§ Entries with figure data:
* start *

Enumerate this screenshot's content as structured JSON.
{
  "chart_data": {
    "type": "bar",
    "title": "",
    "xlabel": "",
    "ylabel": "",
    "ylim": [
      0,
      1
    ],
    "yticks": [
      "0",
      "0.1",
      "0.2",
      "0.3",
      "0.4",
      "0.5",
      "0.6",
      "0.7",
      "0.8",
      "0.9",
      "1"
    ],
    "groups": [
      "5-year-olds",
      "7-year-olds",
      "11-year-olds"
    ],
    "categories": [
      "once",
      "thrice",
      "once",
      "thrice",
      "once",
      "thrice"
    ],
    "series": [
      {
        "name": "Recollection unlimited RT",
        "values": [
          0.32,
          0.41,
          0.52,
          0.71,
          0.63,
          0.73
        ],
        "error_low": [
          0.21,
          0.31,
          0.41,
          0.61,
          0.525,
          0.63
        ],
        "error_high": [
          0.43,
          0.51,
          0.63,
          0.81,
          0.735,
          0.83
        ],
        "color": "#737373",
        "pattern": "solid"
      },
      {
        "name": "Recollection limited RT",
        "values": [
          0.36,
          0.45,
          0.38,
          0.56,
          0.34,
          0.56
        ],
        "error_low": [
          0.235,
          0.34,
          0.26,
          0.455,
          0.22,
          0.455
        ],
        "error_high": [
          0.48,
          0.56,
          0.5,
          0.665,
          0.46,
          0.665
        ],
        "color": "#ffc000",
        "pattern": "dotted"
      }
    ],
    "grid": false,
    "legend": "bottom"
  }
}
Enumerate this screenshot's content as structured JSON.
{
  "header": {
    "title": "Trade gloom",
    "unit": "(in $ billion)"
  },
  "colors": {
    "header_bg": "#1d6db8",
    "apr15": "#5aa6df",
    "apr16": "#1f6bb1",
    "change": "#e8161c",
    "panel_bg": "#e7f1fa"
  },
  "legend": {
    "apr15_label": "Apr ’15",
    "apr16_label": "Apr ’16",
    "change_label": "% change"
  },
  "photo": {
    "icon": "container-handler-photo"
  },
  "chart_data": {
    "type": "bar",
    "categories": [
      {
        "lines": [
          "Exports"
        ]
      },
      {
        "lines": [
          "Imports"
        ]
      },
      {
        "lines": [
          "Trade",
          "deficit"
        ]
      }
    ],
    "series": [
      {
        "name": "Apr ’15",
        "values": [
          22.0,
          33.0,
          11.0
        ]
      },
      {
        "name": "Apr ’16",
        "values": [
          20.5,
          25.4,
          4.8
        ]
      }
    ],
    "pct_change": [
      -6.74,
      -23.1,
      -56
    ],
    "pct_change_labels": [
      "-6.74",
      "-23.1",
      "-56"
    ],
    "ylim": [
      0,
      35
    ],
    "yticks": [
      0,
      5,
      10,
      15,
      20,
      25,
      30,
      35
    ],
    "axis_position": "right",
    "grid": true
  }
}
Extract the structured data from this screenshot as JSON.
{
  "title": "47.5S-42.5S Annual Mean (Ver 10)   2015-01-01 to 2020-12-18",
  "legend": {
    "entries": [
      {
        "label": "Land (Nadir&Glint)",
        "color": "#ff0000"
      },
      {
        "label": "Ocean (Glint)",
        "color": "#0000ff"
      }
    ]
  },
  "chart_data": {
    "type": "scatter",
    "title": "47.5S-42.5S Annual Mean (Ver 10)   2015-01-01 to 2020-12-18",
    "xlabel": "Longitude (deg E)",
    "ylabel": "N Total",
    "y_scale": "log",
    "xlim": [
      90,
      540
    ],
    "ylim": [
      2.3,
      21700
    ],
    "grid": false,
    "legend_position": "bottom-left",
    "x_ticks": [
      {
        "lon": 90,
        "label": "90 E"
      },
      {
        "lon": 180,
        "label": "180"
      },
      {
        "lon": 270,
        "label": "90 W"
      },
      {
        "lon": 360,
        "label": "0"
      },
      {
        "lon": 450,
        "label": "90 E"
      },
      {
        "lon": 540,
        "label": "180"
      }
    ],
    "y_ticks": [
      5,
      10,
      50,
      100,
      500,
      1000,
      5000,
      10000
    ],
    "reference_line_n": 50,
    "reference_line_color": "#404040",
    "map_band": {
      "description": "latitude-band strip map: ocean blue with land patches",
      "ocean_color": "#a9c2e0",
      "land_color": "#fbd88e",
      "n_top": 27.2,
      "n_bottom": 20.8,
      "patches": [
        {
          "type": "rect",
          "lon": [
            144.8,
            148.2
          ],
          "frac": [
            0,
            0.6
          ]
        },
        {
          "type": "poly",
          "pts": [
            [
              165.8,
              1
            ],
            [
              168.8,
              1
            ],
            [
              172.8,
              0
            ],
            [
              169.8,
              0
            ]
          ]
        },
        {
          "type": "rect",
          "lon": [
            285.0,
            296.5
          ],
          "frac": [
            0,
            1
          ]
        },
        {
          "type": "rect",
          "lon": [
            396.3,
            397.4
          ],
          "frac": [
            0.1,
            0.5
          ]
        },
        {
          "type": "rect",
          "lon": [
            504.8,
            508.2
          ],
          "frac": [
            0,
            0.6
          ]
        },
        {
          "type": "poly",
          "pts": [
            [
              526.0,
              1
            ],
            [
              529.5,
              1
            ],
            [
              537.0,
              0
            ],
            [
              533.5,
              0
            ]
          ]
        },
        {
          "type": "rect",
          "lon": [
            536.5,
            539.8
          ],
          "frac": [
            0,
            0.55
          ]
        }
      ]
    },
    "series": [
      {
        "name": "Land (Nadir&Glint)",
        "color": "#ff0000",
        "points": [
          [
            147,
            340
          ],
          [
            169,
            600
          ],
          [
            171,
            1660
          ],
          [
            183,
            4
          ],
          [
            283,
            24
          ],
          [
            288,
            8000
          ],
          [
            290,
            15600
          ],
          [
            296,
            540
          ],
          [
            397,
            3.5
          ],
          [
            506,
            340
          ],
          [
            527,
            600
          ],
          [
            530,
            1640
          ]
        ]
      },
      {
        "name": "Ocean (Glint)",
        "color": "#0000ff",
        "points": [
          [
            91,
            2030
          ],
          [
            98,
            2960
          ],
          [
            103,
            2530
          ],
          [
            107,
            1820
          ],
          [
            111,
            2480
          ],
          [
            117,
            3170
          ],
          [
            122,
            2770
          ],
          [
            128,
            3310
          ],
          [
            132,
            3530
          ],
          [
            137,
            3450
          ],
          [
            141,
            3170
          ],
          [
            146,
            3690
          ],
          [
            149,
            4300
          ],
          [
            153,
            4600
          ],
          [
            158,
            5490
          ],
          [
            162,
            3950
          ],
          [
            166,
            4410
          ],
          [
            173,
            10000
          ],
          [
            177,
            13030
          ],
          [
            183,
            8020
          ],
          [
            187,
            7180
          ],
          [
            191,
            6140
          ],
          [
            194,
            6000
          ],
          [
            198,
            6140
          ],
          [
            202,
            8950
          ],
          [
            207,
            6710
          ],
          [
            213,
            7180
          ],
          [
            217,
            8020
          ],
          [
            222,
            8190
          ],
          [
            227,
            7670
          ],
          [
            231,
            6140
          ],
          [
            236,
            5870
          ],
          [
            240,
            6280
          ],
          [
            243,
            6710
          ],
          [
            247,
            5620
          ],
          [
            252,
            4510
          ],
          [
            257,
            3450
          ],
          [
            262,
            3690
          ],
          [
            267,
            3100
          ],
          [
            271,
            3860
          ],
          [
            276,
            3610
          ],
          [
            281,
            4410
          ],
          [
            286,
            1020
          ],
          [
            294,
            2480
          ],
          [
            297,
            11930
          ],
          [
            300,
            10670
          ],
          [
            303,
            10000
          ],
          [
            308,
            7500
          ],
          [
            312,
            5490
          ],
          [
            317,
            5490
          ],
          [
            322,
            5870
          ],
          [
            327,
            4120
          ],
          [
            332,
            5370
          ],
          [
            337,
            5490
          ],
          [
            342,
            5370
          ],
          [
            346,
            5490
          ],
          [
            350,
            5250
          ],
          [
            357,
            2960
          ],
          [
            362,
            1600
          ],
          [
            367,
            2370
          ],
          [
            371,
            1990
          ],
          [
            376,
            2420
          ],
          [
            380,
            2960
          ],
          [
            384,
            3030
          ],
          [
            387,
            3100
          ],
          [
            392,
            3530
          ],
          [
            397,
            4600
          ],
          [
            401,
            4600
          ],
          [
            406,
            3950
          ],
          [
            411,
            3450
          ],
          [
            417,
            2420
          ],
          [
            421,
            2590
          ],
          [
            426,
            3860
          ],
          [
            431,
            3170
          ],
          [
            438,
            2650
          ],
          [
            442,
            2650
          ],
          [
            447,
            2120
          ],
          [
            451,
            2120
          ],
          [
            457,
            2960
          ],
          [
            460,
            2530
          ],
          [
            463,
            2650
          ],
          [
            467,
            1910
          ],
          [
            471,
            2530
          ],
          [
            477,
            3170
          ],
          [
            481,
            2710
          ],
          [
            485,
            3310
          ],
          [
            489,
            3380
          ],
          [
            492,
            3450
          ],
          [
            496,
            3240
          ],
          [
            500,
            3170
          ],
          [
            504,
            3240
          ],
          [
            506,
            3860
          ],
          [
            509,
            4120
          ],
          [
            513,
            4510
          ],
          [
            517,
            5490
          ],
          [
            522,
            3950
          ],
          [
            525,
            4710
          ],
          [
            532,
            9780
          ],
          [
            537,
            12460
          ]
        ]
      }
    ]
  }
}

* end *

§ STATED GOAL: Point out every line holding the string "patches" and copy it.

§ ANSWER FOR THIS EXERCISE:
      "description": "latitude-band strip map: ocean blue with land patches",
      "patches": [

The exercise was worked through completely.